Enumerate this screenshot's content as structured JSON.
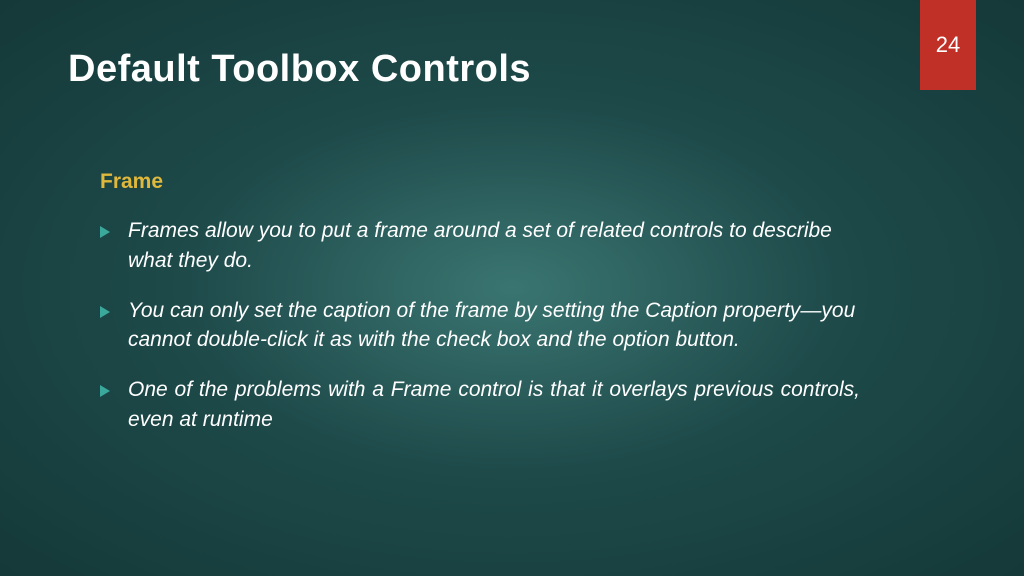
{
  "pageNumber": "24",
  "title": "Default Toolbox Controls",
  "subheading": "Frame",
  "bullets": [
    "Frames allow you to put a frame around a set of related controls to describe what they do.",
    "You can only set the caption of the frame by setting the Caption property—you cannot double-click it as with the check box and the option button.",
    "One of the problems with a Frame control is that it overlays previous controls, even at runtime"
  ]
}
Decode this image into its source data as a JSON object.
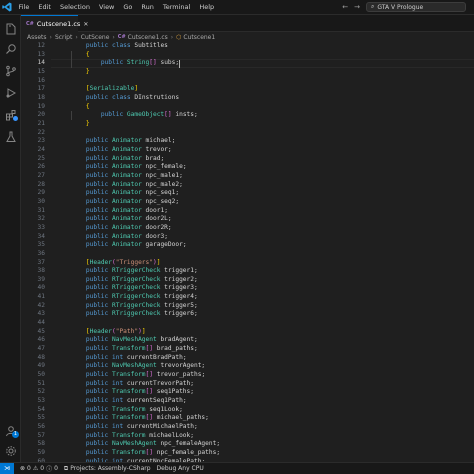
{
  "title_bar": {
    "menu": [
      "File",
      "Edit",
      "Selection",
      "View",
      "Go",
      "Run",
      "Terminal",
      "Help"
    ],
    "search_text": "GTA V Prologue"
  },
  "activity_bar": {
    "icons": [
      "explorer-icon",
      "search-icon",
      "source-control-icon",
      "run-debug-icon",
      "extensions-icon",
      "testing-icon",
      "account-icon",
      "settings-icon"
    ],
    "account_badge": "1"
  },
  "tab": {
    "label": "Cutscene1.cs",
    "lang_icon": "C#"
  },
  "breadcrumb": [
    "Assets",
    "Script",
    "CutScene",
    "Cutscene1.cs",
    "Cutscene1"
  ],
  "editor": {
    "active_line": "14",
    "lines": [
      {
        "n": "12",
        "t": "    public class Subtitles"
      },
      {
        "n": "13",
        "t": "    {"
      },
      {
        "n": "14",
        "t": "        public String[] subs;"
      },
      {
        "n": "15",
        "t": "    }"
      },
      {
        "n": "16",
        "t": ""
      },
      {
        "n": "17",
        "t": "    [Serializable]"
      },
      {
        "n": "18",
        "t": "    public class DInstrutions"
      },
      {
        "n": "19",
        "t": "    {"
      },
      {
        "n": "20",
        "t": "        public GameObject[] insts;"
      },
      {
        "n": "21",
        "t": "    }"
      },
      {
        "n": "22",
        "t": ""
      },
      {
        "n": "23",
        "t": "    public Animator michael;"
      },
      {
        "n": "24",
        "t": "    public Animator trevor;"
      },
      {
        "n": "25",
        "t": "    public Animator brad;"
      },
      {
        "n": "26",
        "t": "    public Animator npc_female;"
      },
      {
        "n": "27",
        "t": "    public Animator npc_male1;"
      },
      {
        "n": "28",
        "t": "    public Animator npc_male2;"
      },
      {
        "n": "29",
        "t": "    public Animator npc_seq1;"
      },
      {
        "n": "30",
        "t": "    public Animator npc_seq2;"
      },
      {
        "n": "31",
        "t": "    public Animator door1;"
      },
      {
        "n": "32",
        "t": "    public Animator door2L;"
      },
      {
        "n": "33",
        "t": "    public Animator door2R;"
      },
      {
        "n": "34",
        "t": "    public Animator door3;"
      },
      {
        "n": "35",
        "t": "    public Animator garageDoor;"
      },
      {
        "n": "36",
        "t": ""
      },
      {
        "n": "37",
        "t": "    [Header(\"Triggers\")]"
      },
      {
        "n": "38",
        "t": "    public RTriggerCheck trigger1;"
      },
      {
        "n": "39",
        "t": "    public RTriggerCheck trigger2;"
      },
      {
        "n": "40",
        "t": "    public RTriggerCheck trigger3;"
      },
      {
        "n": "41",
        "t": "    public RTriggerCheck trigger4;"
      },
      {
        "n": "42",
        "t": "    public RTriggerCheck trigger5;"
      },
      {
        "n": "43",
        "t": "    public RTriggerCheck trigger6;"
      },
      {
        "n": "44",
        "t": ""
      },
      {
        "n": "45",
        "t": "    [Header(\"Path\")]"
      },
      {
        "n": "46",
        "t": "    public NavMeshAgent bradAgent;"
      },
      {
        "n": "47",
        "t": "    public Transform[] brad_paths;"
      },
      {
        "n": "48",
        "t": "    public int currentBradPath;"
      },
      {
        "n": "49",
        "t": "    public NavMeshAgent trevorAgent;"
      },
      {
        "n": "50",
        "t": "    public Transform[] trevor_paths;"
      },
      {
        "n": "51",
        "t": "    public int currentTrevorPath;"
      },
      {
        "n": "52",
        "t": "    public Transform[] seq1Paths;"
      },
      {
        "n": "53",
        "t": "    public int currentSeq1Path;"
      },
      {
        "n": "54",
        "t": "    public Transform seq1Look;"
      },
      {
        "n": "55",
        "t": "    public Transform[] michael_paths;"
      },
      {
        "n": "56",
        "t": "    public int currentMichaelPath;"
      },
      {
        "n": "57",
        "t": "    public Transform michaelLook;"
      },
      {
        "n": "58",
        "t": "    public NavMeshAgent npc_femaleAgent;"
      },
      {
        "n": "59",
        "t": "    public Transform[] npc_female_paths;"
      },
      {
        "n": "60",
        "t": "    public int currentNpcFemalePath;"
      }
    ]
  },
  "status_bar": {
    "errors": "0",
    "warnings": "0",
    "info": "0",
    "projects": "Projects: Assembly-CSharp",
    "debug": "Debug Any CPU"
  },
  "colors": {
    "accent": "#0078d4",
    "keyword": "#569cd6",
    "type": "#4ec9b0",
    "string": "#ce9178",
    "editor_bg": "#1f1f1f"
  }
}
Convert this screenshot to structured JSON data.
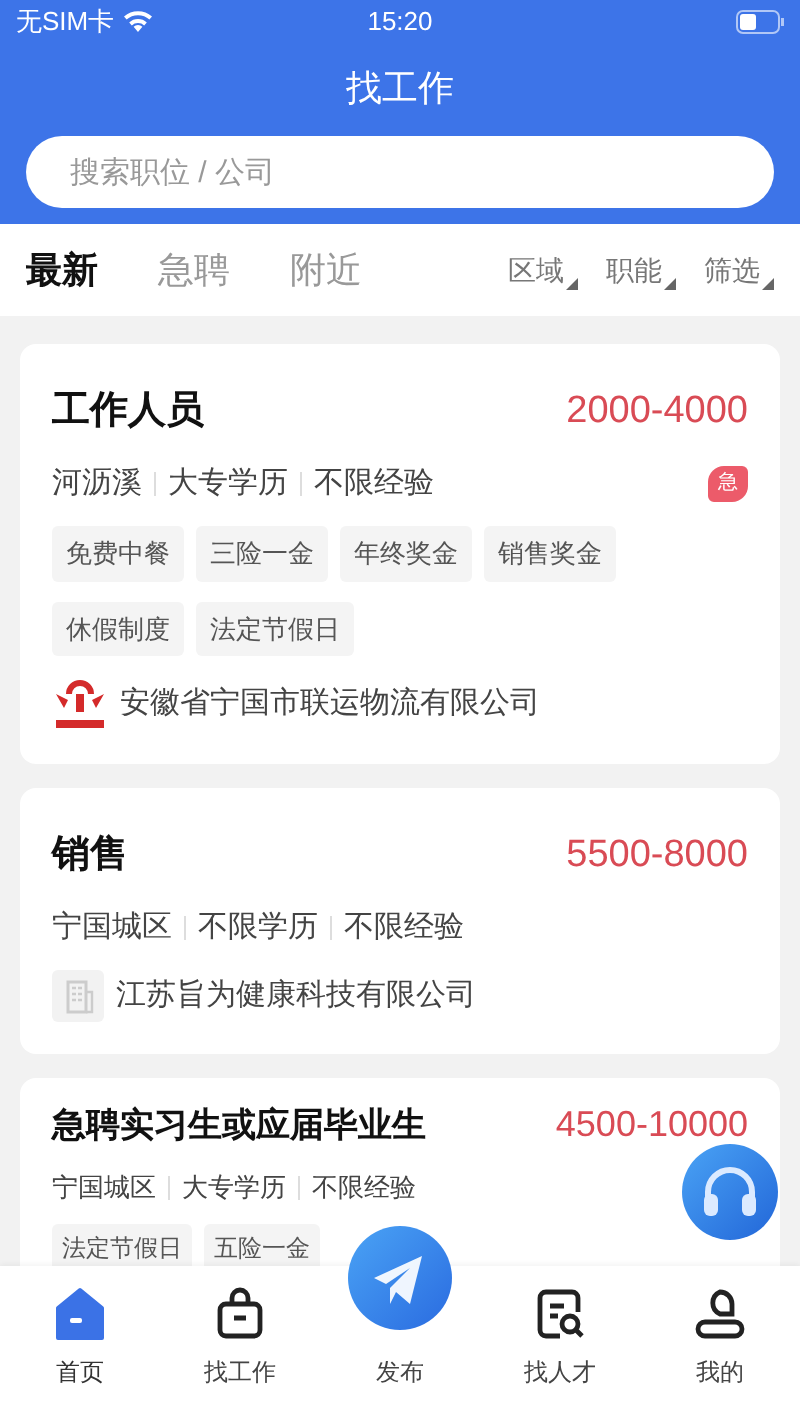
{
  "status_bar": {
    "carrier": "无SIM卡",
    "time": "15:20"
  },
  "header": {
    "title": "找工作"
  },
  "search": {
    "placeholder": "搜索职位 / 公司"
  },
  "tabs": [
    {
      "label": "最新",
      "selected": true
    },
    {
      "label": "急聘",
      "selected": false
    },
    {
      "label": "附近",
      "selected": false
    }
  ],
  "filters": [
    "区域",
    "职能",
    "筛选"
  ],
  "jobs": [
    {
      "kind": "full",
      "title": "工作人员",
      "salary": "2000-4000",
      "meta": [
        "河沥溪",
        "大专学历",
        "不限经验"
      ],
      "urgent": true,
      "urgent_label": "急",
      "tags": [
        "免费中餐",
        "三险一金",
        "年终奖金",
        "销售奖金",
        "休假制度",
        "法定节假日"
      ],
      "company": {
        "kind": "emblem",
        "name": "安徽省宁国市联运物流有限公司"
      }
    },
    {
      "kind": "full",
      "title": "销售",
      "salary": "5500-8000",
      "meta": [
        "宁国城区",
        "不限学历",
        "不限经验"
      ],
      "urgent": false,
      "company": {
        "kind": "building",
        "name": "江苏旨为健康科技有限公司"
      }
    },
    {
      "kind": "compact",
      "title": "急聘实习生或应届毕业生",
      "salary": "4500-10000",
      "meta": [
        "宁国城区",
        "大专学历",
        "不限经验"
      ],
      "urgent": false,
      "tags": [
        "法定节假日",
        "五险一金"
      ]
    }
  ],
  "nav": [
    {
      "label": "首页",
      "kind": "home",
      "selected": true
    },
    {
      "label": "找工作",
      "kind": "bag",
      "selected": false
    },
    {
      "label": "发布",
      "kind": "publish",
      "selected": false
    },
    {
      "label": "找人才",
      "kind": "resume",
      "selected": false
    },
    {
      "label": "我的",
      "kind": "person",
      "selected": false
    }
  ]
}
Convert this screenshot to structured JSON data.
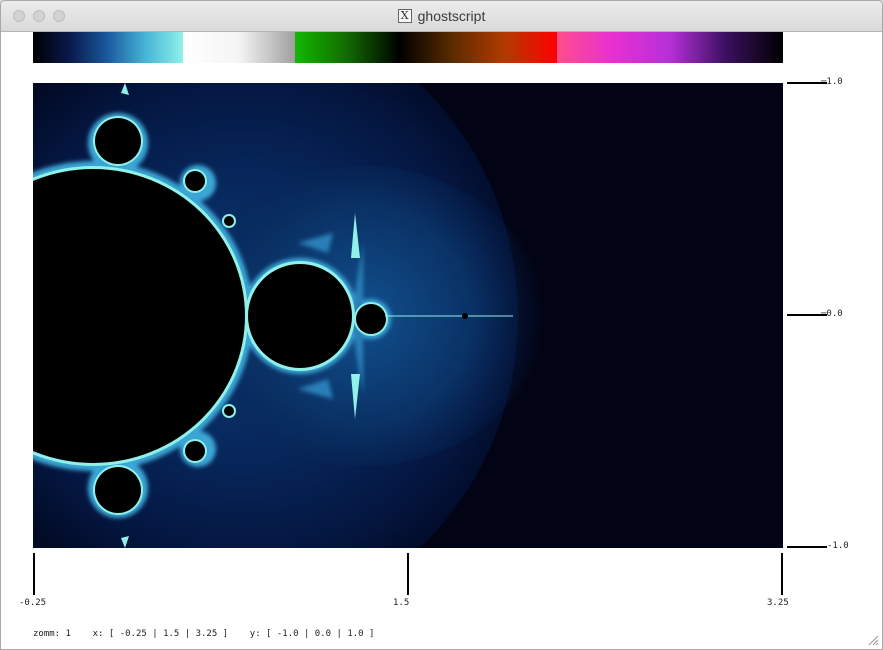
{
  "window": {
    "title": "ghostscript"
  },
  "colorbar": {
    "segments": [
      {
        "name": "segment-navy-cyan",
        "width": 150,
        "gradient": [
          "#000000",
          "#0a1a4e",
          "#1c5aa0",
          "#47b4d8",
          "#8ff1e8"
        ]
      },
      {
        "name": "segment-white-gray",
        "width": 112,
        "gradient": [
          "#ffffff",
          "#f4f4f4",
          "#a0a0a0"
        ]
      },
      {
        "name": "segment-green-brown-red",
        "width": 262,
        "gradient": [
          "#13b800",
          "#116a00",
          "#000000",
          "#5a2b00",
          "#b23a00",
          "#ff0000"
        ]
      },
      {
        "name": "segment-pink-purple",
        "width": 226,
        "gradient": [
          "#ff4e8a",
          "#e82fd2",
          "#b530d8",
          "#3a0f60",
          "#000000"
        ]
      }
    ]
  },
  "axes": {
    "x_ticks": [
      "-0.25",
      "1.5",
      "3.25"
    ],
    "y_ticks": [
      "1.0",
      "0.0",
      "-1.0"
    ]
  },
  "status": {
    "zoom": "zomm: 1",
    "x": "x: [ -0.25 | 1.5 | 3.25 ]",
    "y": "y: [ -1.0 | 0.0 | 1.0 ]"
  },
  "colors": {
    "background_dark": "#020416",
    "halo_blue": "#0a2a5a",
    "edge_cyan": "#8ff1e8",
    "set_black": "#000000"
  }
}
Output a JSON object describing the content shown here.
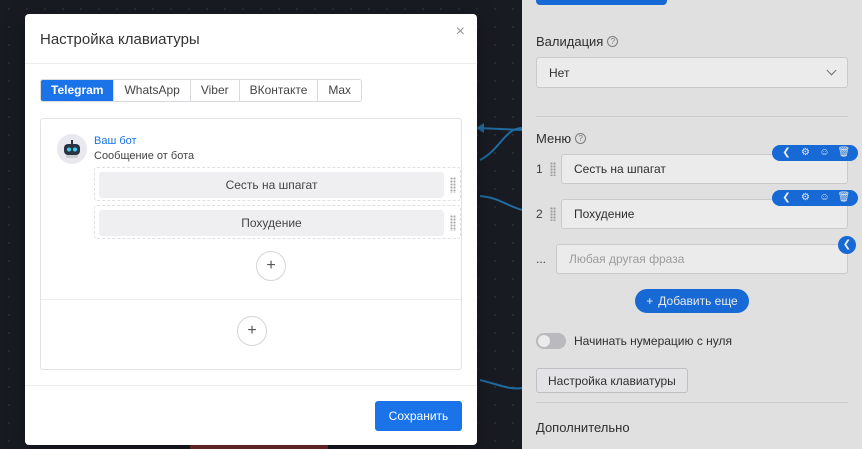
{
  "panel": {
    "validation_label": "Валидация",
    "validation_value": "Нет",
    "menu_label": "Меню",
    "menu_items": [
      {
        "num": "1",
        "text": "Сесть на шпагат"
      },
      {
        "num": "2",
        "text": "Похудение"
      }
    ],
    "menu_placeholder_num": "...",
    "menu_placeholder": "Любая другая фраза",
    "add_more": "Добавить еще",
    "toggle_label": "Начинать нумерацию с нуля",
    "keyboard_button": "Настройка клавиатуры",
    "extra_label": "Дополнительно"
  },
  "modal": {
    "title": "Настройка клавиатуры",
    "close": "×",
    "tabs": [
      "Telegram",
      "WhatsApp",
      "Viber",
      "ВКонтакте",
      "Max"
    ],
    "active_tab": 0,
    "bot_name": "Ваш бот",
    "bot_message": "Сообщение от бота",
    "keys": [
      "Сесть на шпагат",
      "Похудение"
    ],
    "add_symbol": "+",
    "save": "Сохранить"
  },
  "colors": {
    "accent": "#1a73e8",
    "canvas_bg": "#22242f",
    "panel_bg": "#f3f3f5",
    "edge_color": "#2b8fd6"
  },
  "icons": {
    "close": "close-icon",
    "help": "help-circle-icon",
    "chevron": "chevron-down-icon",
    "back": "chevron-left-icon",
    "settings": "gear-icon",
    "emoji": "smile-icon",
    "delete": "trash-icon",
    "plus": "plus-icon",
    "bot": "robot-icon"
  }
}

════

**Problem requirements**
Locate each line with the word "RTriggerCheck" and copy it.

**Response to the exercise**
        "t": "    public RTriggerCheck trigger1;"
        "t": "    public RTriggerCheck trigger2;"
        "t": "    public RTriggerCheck trigger3;"
        "t": "    public RTriggerCheck trigger4;"
        "t": "    public RTriggerCheck trigger5;"
        "t": "    public RTriggerCheck trigger6;"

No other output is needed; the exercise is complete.